Write out the material exactly, without any of its pictures.

─── Extracted material

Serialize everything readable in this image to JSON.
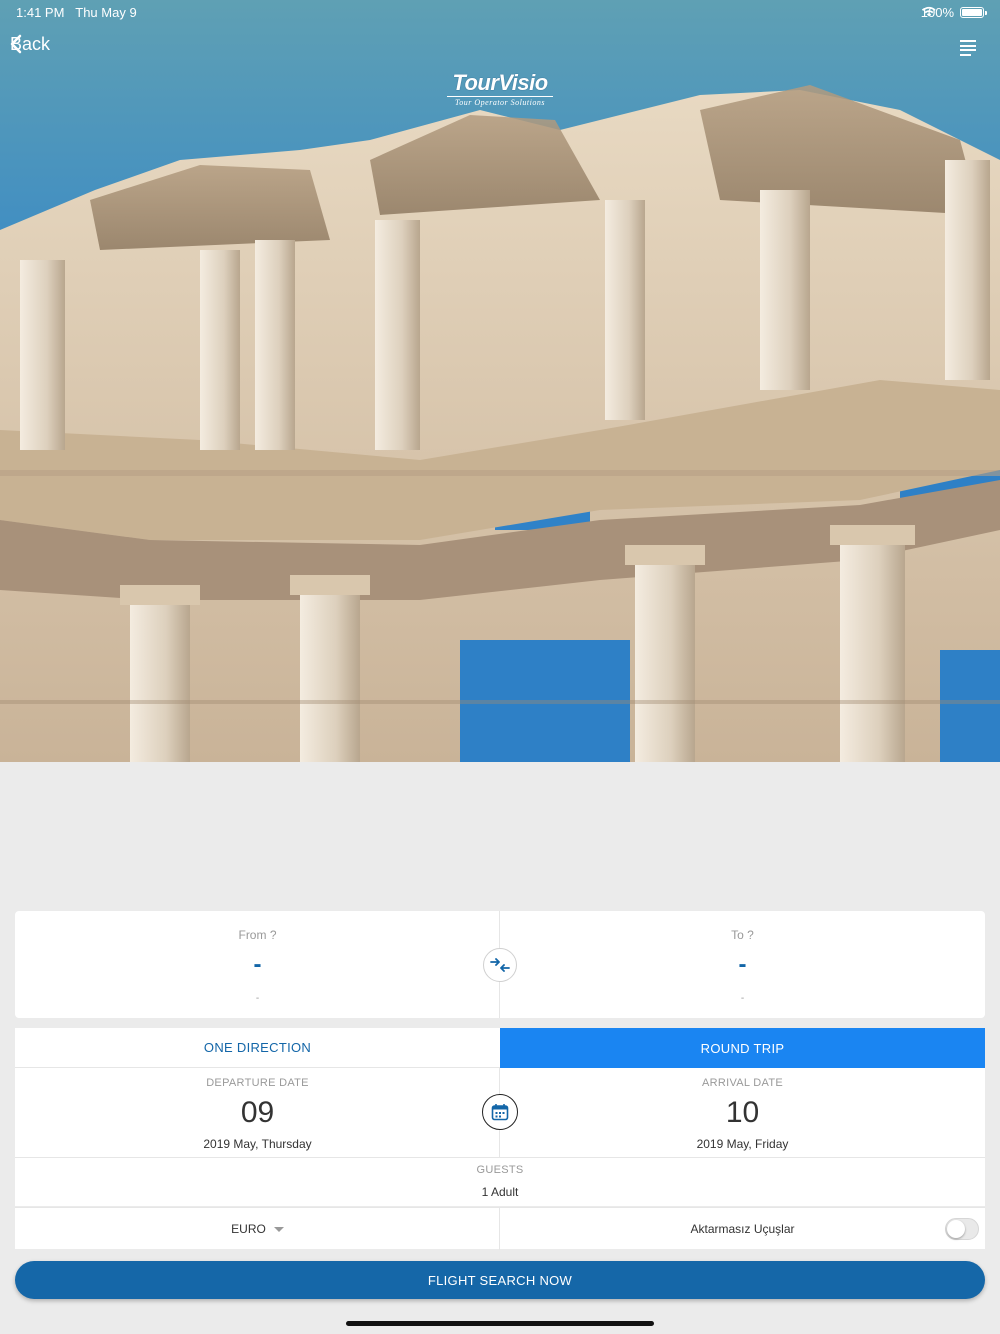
{
  "status_bar": {
    "time": "1:41 PM",
    "date": "Thu May 9",
    "battery": "100%"
  },
  "nav": {
    "back_label": "Back"
  },
  "logo": {
    "brand": "TourVisio",
    "tagline": "Tour Operator Solutions"
  },
  "route": {
    "from_label": "From ?",
    "from_code": "-",
    "from_sub": "-",
    "to_label": "To ?",
    "to_code": "-",
    "to_sub": "-"
  },
  "trip_type": {
    "one_direction": "ONE DIRECTION",
    "round_trip": "ROUND TRIP",
    "selected": "round_trip"
  },
  "dates": {
    "departure_label": "DEPARTURE DATE",
    "departure_day": "09",
    "departure_sub": "2019 May, Thursday",
    "arrival_label": "ARRIVAL DATE",
    "arrival_day": "10",
    "arrival_sub": "2019 May, Friday"
  },
  "guests": {
    "label": "GUESTS",
    "value": "1 Adult"
  },
  "options": {
    "currency": "EURO",
    "nonstop_label": "Aktarmasız Uçuşlar",
    "nonstop_enabled": false
  },
  "search_button": "FLIGHT SEARCH NOW",
  "colors": {
    "primary": "#1567a8",
    "accent": "#1a85f2",
    "background": "#ebebeb"
  }
}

──────

▶ [Final answer]
Serialize everything readable in this image to JSON.
{
  "status_bar": {
    "time": "1:41 PM",
    "date": "Thu May 9",
    "battery": "100%"
  },
  "nav": {
    "back_label": "Back"
  },
  "logo": {
    "brand": "TourVisio",
    "tagline": "Tour Operator Solutions"
  },
  "route": {
    "from_label": "From ?",
    "from_code": "-",
    "from_sub": "-",
    "to_label": "To ?",
    "to_code": "-",
    "to_sub": "-"
  },
  "trip_type": {
    "one_direction": "ONE DIRECTION",
    "round_trip": "ROUND TRIP",
    "selected": "round_trip"
  },
  "dates": {
    "departure_label": "DEPARTURE DATE",
    "departure_day": "09",
    "departure_sub": "2019 May, Thursday",
    "arrival_label": "ARRIVAL DATE",
    "arrival_day": "10",
    "arrival_sub": "2019 May, Friday"
  },
  "guests": {
    "label": "GUESTS",
    "value": "1 Adult"
  },
  "options": {
    "currency": "EURO",
    "nonstop_label": "Aktarmasız Uçuşlar",
    "nonstop_enabled": false
  },
  "search_button": "FLIGHT SEARCH NOW",
  "colors": {
    "primary": "#1567a8",
    "accent": "#1a85f2",
    "background": "#ebebeb"
  }
}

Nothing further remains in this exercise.